═════ Source data

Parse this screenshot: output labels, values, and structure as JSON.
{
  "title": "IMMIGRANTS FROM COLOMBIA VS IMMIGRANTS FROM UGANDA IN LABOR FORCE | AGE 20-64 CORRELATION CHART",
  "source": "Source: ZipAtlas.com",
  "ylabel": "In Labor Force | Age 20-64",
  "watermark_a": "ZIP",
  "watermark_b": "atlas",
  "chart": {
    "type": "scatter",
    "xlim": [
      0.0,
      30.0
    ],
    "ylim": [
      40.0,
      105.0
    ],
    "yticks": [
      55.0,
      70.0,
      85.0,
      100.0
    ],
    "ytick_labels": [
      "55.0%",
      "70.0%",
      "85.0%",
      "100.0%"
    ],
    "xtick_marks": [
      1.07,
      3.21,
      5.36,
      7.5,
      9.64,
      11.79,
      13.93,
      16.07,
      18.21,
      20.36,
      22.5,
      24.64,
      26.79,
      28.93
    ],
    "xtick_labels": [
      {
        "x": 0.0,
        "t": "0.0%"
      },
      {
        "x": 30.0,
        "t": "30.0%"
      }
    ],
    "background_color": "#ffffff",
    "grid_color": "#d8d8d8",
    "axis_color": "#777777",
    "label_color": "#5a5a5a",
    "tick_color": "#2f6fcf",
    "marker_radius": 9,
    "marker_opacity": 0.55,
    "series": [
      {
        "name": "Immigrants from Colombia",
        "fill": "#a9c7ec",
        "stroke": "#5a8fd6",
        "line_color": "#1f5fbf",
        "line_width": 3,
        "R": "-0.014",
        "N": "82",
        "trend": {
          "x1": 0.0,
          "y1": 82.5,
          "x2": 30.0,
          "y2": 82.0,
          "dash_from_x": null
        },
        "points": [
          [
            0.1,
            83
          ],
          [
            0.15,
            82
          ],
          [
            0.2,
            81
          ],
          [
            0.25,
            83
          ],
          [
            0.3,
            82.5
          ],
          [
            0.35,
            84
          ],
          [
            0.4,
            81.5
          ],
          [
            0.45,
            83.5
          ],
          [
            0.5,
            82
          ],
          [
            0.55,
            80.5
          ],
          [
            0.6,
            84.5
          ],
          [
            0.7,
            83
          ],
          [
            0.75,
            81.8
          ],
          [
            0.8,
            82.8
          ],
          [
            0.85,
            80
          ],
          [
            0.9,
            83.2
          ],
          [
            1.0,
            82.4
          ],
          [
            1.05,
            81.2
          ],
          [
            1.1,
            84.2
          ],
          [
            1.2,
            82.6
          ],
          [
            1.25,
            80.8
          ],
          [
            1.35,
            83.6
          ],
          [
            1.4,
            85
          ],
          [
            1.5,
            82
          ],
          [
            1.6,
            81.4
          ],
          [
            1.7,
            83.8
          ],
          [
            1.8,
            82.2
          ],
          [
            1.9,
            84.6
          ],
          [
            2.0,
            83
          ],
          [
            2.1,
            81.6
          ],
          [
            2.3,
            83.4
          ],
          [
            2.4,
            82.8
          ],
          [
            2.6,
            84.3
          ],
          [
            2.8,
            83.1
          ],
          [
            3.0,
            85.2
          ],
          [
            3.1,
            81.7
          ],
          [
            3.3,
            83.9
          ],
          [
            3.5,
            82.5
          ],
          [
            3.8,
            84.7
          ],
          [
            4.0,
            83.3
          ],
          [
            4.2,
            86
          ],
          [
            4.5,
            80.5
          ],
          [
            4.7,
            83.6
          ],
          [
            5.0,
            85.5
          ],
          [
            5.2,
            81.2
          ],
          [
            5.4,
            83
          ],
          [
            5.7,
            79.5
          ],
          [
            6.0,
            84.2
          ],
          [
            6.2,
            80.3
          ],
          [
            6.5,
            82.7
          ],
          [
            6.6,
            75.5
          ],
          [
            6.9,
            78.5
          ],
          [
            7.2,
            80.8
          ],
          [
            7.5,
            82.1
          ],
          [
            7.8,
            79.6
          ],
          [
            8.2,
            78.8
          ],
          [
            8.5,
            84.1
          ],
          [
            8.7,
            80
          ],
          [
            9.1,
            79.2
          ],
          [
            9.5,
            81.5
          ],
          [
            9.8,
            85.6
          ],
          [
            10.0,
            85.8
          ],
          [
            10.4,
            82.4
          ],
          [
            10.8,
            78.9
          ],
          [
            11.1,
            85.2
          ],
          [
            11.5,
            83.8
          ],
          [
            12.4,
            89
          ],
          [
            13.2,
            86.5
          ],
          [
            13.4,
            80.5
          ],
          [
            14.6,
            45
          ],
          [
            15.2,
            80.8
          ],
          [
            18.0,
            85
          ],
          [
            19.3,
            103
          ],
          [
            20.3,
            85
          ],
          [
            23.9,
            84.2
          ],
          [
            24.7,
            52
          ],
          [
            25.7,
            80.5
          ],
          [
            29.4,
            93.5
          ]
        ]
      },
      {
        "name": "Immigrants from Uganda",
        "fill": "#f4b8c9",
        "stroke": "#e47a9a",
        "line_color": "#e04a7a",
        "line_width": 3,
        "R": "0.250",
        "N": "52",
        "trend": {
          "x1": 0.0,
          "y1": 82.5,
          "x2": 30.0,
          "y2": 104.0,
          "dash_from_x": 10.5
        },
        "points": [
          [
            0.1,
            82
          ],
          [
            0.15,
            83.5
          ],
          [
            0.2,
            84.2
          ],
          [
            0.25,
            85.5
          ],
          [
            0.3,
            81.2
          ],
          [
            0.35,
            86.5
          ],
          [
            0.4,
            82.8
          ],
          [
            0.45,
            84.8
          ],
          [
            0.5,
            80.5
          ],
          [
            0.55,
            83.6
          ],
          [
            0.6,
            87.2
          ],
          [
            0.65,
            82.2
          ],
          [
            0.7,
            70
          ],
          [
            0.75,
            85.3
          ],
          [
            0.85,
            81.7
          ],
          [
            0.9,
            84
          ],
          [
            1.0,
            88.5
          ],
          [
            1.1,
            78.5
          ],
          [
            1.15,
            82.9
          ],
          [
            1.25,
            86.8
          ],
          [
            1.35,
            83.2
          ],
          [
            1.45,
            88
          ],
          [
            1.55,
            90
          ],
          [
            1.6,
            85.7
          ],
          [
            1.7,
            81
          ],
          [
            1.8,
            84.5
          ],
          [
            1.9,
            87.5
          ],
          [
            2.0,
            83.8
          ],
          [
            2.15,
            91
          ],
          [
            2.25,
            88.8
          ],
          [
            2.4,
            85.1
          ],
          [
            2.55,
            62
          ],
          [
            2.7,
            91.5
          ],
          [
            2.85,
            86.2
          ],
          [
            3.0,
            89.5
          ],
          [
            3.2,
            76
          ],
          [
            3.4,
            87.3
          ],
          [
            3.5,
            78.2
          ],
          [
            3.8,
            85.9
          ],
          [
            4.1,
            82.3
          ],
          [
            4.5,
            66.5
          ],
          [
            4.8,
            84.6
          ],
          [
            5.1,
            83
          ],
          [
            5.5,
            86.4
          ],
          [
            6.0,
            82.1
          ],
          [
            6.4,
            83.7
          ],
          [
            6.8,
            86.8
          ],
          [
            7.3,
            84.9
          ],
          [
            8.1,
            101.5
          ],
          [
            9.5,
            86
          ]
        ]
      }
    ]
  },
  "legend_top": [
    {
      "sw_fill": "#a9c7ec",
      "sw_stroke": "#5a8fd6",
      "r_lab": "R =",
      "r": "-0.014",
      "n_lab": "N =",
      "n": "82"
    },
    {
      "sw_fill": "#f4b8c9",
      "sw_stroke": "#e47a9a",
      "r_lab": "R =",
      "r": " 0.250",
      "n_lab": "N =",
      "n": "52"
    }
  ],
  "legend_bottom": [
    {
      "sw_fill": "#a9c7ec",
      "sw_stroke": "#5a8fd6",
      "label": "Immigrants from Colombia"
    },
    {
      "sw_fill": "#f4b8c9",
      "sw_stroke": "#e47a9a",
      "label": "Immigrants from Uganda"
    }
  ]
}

══════════

### Task statement
Select, from the listing, all lines that include the word "name".

### Task solution
        "name": "Immigrants from Colombia",
        "name": "Immigrants from Uganda",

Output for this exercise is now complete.